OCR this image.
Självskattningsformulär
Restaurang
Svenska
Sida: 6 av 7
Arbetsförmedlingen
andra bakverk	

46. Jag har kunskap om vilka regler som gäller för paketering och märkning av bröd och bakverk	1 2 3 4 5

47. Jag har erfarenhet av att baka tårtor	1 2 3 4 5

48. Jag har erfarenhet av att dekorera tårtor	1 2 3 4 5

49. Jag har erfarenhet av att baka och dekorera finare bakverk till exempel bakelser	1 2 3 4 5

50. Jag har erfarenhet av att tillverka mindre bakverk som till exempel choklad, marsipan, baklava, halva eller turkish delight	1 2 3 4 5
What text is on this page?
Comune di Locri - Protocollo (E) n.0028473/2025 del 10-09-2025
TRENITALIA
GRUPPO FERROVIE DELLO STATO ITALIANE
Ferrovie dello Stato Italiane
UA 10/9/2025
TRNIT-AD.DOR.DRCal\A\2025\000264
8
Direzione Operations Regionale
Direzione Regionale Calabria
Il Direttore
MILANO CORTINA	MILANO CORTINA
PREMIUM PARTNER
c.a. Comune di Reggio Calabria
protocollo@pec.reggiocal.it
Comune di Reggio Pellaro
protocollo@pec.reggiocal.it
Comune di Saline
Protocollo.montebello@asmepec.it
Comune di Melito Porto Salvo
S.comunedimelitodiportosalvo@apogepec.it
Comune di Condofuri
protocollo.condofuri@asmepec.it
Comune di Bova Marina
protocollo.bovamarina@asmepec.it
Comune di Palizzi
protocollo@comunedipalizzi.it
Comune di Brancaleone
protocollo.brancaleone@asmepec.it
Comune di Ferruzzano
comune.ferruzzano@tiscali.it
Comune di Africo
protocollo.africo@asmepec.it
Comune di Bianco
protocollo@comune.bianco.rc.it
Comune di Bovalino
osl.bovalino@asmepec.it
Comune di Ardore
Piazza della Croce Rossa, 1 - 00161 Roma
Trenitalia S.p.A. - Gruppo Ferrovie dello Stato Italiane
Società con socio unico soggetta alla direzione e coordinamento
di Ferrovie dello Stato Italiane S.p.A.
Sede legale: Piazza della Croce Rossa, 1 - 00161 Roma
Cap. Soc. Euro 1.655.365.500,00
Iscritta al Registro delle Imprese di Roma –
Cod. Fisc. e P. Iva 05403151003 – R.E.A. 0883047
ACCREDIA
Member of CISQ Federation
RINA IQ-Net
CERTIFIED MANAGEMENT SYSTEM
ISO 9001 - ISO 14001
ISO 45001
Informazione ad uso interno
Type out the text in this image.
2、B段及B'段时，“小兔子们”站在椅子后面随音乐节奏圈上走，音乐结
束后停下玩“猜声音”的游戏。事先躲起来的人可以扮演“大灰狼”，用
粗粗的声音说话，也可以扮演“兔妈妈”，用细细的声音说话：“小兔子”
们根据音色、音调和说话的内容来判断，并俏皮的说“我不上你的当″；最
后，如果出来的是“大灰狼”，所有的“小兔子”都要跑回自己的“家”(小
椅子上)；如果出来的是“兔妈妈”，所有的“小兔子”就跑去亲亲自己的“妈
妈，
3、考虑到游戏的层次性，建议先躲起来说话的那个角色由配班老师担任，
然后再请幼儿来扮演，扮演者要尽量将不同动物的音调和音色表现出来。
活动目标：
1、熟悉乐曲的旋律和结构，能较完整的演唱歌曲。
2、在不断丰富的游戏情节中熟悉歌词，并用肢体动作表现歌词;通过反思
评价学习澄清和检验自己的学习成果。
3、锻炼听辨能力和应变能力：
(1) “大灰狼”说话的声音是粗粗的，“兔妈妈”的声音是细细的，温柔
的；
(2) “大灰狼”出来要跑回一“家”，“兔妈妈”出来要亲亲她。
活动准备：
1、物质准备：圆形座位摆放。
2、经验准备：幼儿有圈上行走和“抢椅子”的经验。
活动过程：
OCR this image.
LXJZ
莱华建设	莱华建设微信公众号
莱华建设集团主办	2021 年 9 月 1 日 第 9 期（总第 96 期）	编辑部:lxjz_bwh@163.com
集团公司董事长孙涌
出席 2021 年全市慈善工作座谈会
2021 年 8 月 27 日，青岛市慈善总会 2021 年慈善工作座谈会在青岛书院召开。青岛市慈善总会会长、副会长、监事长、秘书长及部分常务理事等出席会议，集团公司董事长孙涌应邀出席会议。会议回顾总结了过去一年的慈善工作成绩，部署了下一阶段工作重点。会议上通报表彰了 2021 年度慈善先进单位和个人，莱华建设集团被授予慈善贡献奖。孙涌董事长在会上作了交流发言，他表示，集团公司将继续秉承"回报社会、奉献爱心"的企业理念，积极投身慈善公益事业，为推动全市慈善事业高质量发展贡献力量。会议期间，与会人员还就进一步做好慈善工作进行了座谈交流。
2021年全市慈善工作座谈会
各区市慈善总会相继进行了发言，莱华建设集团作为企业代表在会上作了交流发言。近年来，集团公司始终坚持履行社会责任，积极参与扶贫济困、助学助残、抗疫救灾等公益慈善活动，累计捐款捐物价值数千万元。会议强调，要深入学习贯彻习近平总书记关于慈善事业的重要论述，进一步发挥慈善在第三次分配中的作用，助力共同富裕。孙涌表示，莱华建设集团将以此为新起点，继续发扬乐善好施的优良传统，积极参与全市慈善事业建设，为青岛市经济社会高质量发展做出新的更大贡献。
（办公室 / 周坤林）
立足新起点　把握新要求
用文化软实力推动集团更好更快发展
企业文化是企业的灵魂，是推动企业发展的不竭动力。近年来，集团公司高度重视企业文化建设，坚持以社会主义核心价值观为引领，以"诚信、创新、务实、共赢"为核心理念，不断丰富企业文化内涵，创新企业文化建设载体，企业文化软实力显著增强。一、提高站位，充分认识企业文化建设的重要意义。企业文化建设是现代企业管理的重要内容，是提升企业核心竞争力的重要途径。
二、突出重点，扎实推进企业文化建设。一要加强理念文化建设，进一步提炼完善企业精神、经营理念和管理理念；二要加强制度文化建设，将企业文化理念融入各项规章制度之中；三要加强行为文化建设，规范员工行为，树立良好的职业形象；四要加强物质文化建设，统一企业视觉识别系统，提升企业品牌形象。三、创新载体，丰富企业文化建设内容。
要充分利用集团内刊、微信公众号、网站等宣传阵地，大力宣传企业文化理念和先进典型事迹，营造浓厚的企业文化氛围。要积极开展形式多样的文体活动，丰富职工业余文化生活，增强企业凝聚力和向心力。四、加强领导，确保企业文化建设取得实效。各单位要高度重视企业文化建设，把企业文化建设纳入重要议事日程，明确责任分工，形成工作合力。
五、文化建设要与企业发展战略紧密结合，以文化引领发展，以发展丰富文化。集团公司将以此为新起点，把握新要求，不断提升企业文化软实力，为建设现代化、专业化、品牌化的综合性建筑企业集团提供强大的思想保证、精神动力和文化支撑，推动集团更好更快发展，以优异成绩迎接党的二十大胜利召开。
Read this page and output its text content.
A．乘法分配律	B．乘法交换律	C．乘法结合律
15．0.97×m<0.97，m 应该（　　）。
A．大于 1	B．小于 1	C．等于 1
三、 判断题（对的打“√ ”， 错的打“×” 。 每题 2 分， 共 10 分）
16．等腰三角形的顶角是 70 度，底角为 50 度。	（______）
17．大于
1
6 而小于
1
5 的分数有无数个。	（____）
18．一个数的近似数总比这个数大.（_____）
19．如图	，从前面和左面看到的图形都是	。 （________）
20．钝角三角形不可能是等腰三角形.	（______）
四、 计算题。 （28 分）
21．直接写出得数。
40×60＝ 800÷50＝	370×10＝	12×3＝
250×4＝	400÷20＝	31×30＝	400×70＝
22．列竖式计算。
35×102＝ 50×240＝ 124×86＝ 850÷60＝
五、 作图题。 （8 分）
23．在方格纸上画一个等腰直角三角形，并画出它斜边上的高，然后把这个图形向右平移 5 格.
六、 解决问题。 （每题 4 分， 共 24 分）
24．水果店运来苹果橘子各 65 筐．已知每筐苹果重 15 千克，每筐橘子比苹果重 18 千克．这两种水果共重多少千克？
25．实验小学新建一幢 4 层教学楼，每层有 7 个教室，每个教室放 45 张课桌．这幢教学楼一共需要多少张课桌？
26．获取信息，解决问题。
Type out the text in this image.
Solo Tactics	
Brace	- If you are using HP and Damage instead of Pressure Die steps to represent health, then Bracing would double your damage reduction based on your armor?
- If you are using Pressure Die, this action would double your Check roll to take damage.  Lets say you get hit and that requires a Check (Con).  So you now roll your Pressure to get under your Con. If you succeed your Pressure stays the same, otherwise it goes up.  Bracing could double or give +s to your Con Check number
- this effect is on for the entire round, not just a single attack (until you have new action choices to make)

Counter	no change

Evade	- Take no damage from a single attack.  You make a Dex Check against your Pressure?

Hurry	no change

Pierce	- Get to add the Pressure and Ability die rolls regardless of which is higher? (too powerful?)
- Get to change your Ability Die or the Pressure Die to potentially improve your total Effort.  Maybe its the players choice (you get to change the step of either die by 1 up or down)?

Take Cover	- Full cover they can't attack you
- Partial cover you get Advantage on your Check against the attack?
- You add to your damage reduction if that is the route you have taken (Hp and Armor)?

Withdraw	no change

· · · · ·

• WHAT YOU HAVE TO DO: Find the lines containing "Rossa" and pull them out.

• ANSWER IN FULL:
Piazza della Croce Rossa, 1 - 00161 Roma
Sede legale: Piazza della Croce Rossa, 1 - 00161 Roma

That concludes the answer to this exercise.